## SHORT PROBLEM 1
Recast the entries as a JSON list of strings, one string per line and blank lines omitted, running from the first line of the entries up to and including the line with "recipe-line: Aquae puriftcatae".

## SELECTED PASSAGE

What resources are needed to execute a content governance plan? That is a topic for Content Governance Part 2: Building the right content governance teams.

Business Purpose – Understanding and articulating how content governance impacts the different areas of your business will help define the business purpose for content. This will in turn help garner support from the various stakeholders to support their part in the governance model. Aligning the purpose with at least one ompany objective will help the senior leadership team see the value, and thus support, the plan.

Organizational Responsibility -

Content needs to be owned, and people need to be responsible for its day-to-day quality, regardless of the size or structure of an organization. And for the assigned content tasks to be embraced (read: done), these responsibilities must be understood by the broader organization. (This is where the organizational change comes into play.) It is not enough to assign content related work; it needs to be tasked officially in context to what the individual and/or team will be measured against at the end of the day/year.

## SHORT PROBLEM 2
According to the passage on content governance, what must happen for assigned content tasks to be embraced?

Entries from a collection
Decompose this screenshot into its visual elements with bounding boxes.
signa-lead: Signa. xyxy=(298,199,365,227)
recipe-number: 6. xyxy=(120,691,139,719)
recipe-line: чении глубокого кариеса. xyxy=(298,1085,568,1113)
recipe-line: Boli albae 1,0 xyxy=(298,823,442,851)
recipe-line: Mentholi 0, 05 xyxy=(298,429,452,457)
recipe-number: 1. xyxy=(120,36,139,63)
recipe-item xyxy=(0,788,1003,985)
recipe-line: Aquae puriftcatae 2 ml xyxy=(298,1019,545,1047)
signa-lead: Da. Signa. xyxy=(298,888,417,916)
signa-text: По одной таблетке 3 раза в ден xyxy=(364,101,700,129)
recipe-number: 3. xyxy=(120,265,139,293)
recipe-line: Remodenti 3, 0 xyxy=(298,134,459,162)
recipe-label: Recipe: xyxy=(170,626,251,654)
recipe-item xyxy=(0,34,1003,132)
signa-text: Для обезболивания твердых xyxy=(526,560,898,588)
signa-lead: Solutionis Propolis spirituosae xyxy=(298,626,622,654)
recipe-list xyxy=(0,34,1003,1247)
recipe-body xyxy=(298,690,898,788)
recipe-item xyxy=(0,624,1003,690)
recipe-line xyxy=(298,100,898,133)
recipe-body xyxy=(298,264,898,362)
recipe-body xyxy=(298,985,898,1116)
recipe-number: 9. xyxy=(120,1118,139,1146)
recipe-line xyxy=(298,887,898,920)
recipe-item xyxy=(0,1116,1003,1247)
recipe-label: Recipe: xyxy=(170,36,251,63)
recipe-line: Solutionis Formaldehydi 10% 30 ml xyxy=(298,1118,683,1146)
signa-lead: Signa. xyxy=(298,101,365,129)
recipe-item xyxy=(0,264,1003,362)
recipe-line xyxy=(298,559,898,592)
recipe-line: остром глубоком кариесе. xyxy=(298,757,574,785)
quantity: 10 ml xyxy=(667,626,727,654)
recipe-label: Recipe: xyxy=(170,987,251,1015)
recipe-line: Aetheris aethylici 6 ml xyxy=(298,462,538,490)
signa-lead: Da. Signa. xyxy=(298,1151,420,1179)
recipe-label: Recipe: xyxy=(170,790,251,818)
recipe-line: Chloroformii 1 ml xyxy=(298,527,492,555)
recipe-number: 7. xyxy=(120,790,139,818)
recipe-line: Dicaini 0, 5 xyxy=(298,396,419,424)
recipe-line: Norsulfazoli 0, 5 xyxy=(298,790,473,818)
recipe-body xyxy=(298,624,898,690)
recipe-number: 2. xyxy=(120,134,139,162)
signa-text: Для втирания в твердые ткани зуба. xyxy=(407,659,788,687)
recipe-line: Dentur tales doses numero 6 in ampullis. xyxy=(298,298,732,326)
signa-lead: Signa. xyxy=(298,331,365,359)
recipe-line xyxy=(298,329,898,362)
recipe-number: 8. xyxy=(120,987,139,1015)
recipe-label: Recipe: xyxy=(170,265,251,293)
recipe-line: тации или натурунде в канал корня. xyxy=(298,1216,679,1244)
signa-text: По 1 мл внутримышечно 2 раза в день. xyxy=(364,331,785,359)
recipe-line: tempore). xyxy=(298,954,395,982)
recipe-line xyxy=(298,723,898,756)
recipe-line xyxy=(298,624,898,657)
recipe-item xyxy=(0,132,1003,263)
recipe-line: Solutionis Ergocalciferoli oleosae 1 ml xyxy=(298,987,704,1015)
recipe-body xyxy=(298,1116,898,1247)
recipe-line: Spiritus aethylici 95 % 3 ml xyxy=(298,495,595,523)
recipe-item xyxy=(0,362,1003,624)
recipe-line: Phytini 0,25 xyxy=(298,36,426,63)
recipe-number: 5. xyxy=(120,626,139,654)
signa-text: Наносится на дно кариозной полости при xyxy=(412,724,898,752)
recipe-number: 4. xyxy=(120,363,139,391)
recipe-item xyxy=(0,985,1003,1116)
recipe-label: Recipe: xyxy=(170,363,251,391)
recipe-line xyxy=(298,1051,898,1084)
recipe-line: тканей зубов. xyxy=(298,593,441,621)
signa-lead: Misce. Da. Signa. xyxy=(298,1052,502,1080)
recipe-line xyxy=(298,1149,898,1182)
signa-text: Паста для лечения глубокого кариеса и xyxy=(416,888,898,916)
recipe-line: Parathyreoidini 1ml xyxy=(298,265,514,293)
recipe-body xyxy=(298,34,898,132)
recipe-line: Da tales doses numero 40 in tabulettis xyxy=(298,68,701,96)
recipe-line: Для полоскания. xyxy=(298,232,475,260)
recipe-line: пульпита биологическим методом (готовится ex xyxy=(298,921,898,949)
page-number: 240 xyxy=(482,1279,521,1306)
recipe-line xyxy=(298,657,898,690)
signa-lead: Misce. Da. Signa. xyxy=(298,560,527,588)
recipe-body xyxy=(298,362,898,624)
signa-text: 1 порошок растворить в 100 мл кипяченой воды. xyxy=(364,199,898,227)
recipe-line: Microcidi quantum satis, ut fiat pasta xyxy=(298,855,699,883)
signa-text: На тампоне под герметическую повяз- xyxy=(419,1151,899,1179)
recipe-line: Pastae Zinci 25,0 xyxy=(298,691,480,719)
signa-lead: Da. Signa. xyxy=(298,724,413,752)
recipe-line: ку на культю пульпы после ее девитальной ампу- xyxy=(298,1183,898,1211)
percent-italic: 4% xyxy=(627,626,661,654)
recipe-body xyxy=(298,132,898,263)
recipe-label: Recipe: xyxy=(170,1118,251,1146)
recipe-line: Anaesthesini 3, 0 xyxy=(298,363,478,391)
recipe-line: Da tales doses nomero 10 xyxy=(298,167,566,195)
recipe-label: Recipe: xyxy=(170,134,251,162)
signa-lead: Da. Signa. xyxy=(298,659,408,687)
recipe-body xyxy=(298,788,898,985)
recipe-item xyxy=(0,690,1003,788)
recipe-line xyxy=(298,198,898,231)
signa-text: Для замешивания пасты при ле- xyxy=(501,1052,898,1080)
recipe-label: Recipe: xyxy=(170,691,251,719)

## FINAL ANSWER 1
[
  "Decompose this screenshot into its visual elements with bounding boxes.",
  "signa-lead: Signa. xyxy=(298,199,365,227)",
  "recipe-number: 6. xyxy=(120,691,139,719)",
  "recipe-line: чении глубокого кариеса. xyxy=(298,1085,568,1113)",
  "recipe-line: Boli albae 1,0 xyxy=(298,823,442,851)",
  "recipe-line: Mentholi 0, 05 xyxy=(298,429,452,457)",
  "recipe-number: 1. xyxy=(120,36,139,63)",
  "recipe-item xyxy=(0,788,1003,985)",
  "recipe-line: Aquae puriftcatae 2 ml xyxy=(298,1019,545,1047)"
]

## FINAL ANSWER 2
The responsibilities must be understood by the broader organization.